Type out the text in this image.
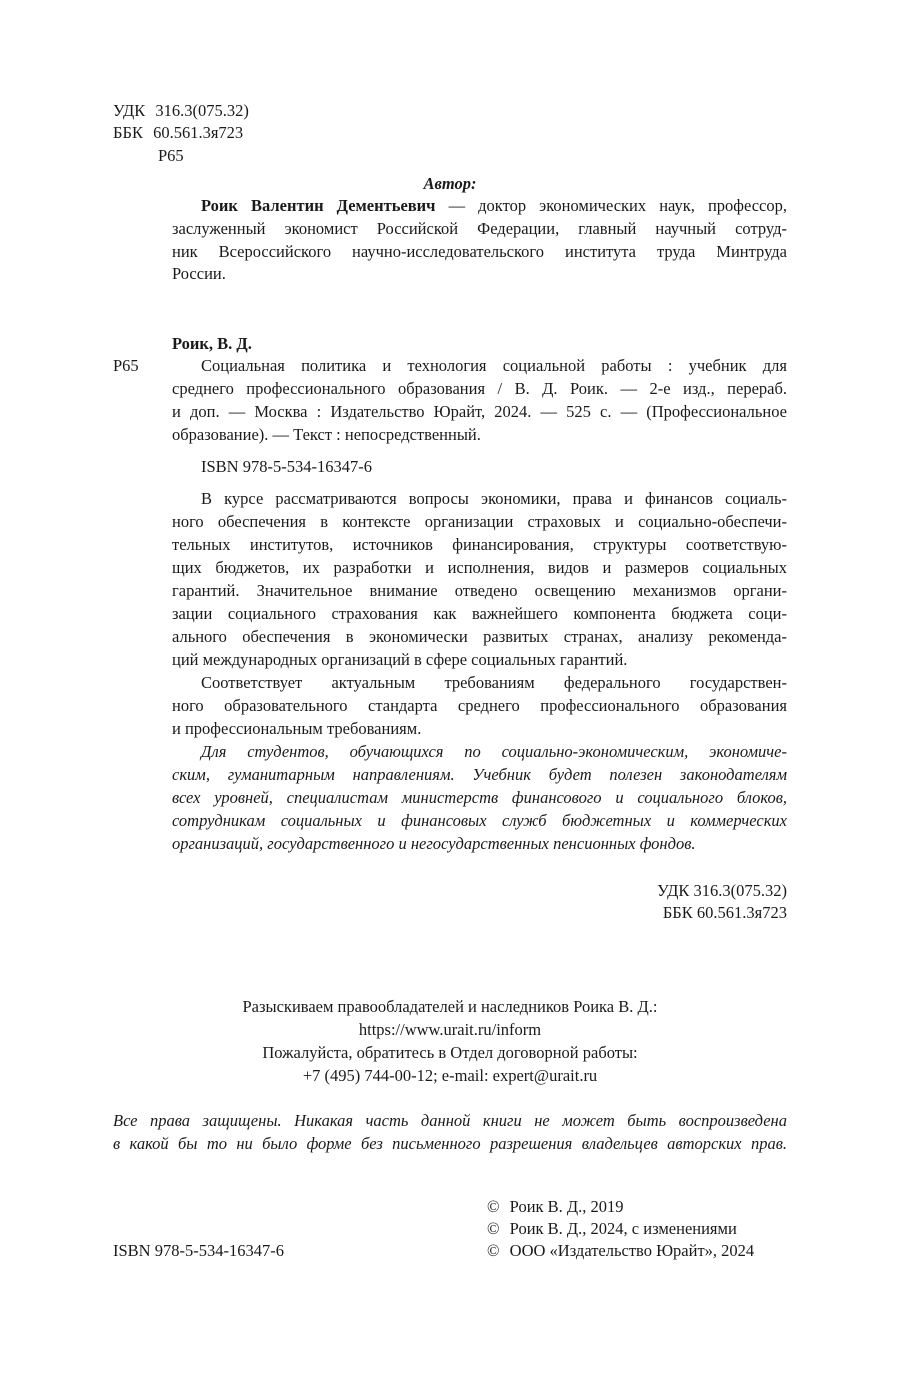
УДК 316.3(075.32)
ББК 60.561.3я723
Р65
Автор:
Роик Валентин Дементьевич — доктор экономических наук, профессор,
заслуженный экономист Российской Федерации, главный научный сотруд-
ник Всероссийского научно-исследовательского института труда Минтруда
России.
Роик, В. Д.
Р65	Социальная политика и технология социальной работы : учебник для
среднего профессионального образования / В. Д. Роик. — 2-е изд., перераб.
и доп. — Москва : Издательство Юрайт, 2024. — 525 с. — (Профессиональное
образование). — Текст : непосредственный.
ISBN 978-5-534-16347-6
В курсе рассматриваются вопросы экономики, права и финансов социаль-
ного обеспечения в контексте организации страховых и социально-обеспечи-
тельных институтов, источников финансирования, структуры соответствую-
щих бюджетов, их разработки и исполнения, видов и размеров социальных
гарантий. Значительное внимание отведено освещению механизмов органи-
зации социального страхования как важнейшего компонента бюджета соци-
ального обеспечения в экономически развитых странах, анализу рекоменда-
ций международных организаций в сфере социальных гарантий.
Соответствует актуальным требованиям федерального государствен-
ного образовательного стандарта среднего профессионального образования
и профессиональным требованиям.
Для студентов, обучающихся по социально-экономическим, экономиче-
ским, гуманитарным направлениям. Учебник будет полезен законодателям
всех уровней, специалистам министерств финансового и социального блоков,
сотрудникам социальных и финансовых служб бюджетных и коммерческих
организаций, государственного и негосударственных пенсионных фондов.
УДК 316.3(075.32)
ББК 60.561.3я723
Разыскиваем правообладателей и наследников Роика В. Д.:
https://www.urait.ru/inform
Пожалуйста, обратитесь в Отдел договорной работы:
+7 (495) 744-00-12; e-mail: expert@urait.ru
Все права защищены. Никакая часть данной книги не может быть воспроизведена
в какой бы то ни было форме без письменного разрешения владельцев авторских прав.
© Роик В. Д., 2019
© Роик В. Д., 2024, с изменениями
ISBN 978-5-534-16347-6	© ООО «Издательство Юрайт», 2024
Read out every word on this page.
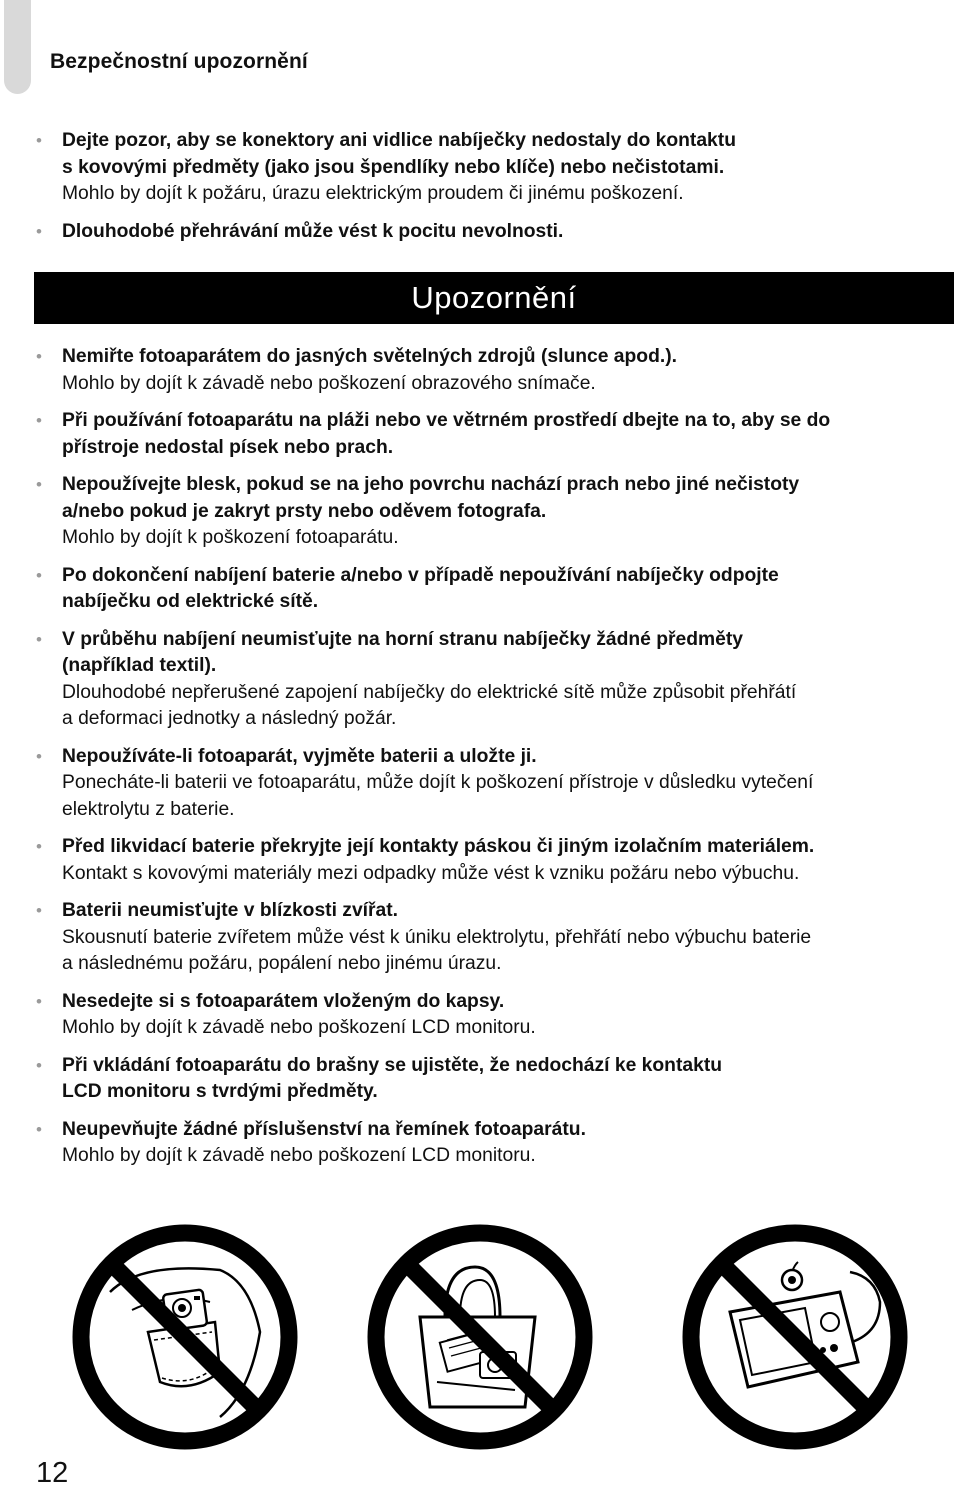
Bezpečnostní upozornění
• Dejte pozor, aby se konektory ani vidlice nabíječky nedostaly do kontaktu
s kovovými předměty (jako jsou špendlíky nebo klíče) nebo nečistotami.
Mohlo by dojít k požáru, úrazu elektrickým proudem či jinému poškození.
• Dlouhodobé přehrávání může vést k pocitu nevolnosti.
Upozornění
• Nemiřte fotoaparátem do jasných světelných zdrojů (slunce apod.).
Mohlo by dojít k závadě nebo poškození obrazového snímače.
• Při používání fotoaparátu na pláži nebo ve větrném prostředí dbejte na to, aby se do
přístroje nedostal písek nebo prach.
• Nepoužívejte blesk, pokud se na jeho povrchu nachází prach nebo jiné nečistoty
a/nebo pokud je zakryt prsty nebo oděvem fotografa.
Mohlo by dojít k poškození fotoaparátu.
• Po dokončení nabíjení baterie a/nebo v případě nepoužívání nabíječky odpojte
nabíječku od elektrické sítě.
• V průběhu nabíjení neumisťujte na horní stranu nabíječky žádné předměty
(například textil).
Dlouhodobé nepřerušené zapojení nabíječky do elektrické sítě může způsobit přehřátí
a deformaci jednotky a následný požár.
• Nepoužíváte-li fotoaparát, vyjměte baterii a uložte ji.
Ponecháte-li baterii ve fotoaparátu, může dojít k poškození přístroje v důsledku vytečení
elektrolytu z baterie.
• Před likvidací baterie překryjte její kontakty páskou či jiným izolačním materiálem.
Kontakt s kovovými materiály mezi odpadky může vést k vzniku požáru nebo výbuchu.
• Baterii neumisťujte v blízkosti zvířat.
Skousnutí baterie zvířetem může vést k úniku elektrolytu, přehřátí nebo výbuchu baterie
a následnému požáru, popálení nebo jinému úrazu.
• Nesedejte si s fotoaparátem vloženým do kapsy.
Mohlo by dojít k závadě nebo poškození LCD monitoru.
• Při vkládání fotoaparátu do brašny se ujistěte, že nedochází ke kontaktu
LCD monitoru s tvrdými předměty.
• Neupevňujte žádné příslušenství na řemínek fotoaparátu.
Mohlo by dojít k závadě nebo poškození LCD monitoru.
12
*-*-*
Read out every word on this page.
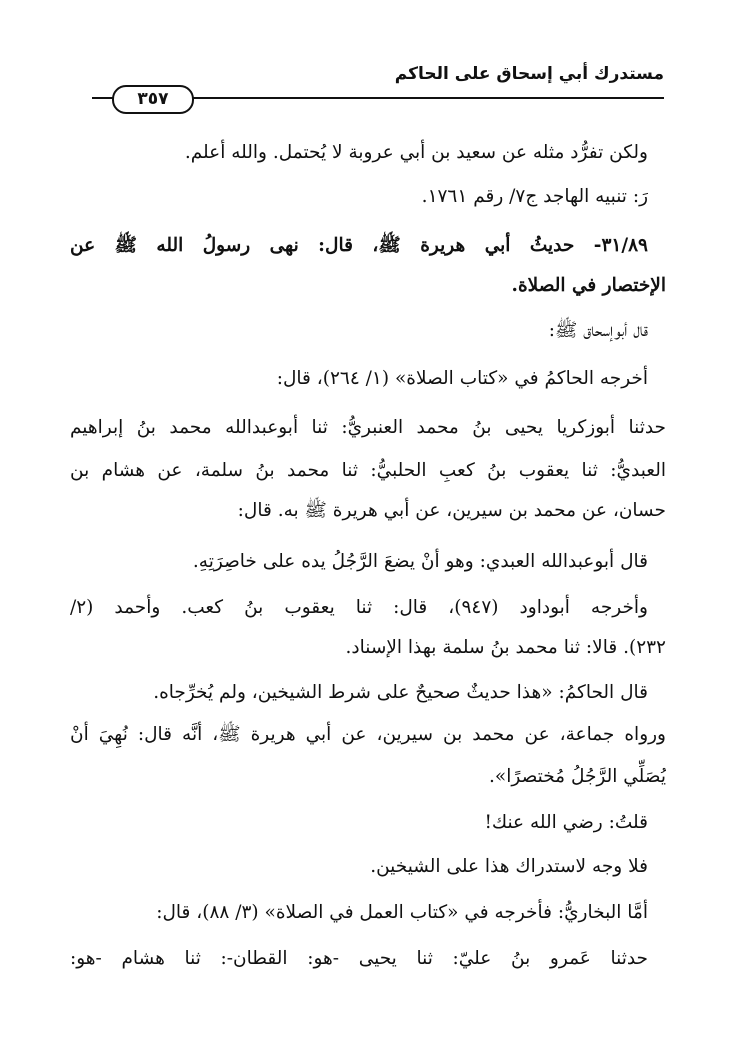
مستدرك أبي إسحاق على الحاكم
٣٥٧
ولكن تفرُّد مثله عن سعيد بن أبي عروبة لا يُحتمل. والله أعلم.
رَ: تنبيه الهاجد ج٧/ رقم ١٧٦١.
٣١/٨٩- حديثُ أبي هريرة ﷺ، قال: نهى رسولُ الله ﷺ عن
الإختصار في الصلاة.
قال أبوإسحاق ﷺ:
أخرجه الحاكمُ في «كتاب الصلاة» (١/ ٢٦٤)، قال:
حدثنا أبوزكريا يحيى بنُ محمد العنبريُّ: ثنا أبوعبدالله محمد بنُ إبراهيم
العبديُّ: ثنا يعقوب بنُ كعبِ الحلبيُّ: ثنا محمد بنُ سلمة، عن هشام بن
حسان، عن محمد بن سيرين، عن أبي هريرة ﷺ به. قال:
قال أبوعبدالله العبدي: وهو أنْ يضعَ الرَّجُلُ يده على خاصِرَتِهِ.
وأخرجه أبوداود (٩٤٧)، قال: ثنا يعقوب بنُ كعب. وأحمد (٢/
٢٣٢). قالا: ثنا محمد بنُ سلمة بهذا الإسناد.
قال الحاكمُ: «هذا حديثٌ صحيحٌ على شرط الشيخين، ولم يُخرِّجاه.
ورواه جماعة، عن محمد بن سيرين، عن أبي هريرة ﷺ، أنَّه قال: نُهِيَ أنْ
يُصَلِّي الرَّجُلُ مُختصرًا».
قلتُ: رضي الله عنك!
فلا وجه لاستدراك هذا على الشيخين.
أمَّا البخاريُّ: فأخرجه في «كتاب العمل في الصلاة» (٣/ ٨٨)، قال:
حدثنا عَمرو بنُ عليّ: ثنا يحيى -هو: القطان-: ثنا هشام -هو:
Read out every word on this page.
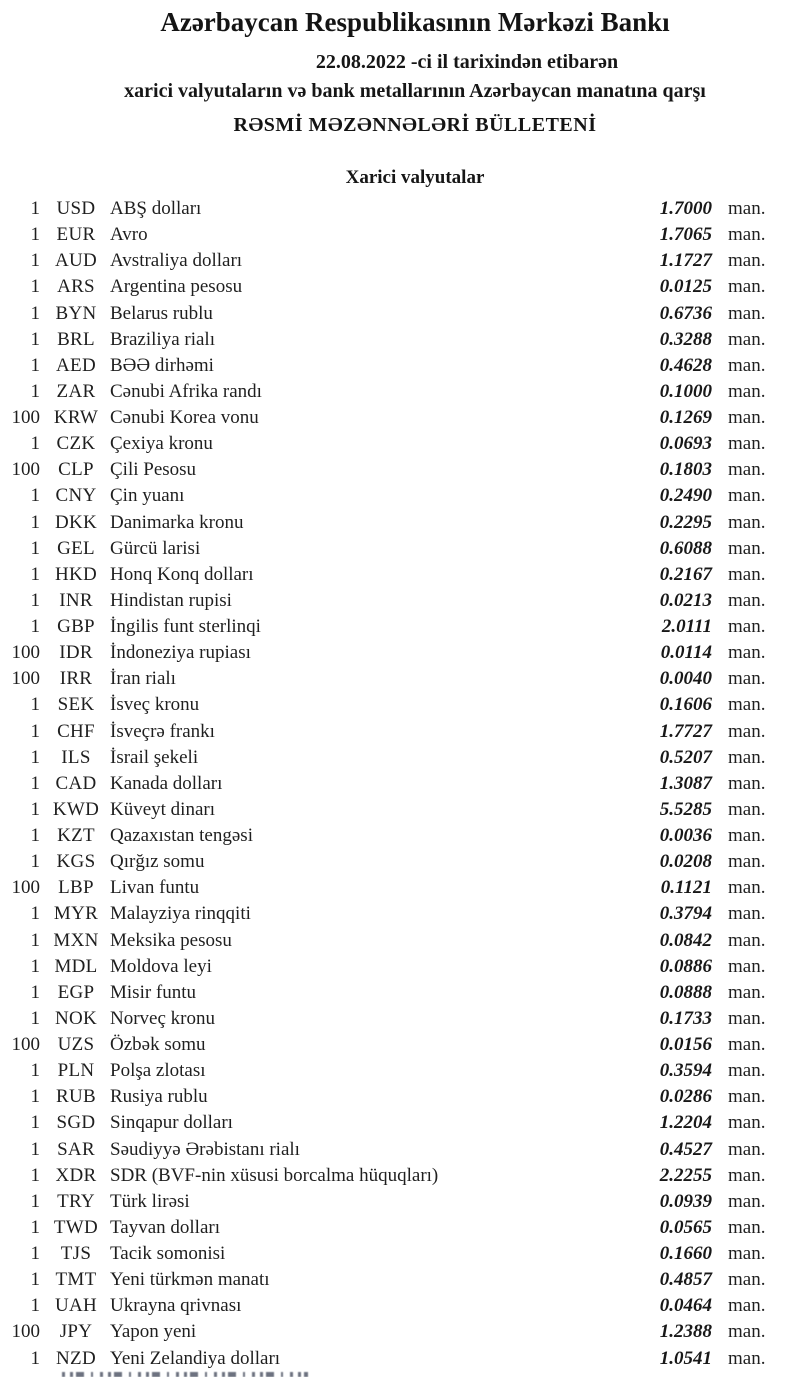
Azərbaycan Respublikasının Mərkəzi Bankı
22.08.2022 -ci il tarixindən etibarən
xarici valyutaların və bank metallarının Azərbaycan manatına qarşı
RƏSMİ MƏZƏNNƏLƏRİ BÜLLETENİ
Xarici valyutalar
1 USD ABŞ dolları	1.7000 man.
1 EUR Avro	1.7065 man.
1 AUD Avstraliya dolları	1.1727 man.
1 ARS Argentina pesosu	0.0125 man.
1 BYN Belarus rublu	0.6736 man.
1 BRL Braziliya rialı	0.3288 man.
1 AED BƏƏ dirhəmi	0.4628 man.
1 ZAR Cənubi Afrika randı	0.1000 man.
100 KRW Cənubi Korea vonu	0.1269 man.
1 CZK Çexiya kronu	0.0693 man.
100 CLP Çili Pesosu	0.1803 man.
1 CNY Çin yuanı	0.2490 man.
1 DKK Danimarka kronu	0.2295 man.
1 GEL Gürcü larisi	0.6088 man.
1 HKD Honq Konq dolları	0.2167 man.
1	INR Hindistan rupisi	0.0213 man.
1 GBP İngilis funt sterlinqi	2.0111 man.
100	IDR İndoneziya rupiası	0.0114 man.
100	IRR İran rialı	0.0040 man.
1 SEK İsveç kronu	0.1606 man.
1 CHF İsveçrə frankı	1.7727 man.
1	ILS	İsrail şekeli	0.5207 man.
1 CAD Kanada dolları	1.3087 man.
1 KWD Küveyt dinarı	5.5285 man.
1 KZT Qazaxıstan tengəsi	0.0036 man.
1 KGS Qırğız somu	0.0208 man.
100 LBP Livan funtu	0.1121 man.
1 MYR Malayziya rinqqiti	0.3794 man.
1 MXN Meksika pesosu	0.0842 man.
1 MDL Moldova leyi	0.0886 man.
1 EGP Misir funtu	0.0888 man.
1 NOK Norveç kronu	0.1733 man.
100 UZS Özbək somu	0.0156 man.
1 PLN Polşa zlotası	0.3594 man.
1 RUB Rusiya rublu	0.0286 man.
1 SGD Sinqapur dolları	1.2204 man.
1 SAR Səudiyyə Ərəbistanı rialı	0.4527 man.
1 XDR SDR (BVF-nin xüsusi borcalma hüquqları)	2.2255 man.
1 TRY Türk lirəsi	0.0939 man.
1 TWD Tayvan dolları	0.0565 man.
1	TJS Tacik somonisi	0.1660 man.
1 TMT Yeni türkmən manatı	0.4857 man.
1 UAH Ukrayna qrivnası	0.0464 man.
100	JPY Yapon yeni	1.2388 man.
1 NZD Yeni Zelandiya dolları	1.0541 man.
*-*-*
> [Task]
Copy and report every line where the word "гарантий" is present.

> [Exercise response]
гарантий. Значительное внимание отведено освещению механизмов органи-
ций международных организаций в сфере социальных гарантий.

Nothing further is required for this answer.